Identify the lines that contain the string "SRMTID" and copy all of them.

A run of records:
========
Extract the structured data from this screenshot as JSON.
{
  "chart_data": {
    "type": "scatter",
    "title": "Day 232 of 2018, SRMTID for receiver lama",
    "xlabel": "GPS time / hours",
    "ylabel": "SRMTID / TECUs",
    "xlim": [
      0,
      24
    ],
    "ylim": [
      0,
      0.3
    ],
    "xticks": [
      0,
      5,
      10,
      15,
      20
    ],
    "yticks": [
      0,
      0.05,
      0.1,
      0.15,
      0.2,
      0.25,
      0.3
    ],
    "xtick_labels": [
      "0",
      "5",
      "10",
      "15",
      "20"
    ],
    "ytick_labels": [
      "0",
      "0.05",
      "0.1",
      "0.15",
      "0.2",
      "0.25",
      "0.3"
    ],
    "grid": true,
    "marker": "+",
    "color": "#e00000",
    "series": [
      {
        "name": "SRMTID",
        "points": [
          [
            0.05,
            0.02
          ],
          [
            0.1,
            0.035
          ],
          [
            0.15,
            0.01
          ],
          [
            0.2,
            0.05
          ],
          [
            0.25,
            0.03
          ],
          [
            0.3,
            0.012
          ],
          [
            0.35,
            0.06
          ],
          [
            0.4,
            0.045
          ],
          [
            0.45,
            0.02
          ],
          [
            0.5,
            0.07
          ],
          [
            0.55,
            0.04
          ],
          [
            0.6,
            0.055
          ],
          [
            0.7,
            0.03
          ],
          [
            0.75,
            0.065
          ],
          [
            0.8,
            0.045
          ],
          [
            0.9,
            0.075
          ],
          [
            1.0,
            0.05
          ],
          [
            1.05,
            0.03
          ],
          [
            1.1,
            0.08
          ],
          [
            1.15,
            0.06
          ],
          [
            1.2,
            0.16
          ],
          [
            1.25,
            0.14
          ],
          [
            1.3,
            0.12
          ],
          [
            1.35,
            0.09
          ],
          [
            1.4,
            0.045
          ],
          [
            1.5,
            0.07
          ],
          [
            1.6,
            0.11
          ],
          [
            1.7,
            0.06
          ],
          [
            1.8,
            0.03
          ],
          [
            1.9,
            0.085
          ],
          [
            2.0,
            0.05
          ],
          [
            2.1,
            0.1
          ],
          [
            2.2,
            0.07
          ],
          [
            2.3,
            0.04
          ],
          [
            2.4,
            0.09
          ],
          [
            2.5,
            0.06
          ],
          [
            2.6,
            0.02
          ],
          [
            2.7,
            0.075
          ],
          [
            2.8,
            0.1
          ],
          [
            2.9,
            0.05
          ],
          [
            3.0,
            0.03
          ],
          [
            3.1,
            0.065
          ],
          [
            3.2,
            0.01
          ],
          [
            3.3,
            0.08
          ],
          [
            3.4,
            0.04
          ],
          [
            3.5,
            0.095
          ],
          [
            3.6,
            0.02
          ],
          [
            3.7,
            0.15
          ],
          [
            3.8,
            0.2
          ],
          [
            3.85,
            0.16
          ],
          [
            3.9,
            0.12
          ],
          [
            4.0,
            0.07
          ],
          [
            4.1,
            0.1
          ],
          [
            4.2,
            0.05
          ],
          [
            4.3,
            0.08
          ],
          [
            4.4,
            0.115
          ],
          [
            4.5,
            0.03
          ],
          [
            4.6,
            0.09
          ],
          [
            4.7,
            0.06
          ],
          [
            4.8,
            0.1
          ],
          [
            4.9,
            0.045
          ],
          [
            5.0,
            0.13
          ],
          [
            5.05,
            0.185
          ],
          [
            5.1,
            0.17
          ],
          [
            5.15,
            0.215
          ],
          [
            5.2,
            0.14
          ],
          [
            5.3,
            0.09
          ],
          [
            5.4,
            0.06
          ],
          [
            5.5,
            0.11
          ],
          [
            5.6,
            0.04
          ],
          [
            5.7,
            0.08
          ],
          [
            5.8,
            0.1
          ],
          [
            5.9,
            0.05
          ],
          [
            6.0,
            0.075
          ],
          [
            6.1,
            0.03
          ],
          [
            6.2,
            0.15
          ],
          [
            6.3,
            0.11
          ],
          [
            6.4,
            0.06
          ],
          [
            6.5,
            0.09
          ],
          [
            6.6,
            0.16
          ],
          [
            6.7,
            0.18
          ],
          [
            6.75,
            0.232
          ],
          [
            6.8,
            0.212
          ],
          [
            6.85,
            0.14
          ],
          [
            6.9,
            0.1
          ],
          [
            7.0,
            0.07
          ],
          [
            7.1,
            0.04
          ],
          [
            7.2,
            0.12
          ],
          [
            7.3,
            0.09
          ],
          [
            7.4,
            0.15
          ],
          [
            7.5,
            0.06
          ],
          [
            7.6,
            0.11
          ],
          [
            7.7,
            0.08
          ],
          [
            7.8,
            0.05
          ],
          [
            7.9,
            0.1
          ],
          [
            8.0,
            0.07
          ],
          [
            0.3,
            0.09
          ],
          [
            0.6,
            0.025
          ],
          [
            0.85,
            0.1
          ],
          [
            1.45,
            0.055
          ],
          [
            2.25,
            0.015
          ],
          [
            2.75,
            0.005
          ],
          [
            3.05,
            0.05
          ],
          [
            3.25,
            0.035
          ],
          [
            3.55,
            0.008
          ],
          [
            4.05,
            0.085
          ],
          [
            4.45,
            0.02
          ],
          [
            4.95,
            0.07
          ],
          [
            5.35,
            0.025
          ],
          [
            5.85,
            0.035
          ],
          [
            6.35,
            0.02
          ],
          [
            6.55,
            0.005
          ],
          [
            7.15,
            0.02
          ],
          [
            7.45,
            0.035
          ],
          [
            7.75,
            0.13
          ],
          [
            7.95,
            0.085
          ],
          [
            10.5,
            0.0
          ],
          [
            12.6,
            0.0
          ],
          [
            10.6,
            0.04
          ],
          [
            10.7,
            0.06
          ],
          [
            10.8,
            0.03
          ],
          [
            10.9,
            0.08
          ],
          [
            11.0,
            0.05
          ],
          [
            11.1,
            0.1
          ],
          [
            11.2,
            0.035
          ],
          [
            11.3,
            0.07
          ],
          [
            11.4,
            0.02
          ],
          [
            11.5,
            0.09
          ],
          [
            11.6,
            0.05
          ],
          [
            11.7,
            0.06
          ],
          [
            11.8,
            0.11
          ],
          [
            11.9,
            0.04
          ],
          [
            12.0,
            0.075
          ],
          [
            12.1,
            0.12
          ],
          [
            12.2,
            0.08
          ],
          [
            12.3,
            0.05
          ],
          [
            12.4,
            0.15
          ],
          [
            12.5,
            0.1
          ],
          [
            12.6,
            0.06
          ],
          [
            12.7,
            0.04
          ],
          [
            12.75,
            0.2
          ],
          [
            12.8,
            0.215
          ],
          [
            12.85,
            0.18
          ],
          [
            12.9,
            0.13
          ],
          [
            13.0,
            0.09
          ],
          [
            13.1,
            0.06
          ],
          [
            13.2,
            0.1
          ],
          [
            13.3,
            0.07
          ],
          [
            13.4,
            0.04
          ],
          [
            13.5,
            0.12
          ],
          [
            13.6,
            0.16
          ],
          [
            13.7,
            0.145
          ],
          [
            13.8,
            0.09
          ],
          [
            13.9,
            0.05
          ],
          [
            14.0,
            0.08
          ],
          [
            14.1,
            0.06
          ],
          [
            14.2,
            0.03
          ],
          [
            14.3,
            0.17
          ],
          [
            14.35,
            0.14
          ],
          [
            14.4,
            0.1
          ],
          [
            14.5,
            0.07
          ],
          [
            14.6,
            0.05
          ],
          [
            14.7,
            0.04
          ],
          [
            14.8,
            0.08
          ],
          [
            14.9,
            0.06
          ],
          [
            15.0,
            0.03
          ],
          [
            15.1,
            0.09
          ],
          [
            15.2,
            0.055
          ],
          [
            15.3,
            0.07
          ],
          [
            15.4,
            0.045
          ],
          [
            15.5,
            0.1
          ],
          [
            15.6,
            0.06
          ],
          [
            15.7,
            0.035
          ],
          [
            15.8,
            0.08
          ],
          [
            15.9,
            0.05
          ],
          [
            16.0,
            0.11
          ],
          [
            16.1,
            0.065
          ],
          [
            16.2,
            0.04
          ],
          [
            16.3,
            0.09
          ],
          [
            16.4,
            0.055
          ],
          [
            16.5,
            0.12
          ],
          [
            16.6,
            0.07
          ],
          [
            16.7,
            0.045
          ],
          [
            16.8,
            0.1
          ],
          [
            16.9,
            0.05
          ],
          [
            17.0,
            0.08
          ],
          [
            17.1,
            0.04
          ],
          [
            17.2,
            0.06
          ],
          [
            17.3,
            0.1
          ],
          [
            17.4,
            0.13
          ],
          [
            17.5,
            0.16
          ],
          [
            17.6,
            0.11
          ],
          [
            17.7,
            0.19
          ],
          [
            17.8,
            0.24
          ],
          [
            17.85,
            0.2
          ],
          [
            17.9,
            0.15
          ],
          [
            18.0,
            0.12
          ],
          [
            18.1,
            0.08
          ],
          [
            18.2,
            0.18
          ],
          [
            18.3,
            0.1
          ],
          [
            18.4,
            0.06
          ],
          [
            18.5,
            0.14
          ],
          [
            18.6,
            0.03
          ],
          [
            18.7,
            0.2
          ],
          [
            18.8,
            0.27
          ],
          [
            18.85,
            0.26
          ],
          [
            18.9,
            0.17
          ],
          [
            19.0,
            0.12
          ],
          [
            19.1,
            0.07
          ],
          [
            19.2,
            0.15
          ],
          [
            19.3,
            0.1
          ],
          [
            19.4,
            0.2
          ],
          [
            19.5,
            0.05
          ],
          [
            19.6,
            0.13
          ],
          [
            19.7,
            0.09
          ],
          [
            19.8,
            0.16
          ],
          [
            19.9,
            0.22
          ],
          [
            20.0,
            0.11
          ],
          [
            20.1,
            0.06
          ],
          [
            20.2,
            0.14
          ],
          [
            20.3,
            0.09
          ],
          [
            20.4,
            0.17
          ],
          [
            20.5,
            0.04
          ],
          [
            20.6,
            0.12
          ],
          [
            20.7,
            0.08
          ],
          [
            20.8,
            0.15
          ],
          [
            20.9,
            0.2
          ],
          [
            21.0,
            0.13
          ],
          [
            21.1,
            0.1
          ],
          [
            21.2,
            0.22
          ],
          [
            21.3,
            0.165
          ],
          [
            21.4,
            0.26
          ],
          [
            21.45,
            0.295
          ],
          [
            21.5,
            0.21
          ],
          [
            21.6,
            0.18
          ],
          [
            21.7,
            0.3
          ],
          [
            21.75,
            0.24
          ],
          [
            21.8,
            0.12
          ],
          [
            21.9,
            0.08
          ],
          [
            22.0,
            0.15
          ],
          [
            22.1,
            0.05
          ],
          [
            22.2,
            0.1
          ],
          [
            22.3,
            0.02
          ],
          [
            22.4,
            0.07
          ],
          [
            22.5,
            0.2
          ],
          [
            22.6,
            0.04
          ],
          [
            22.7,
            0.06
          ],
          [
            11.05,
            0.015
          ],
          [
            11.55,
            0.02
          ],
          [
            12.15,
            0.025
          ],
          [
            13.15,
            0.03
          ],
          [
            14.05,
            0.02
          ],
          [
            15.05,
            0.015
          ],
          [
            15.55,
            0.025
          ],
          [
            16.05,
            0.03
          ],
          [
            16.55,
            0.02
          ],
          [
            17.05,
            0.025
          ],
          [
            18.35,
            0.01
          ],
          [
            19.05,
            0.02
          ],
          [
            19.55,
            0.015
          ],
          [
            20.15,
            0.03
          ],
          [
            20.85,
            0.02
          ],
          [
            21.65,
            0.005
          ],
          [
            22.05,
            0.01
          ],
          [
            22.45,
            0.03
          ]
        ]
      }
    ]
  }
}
========
Solution to this problem:
    "title": "Day 232 of 2018, SRMTID for receiver lama",
    "ylabel": "SRMTID / TECUs",
        "name": "SRMTID",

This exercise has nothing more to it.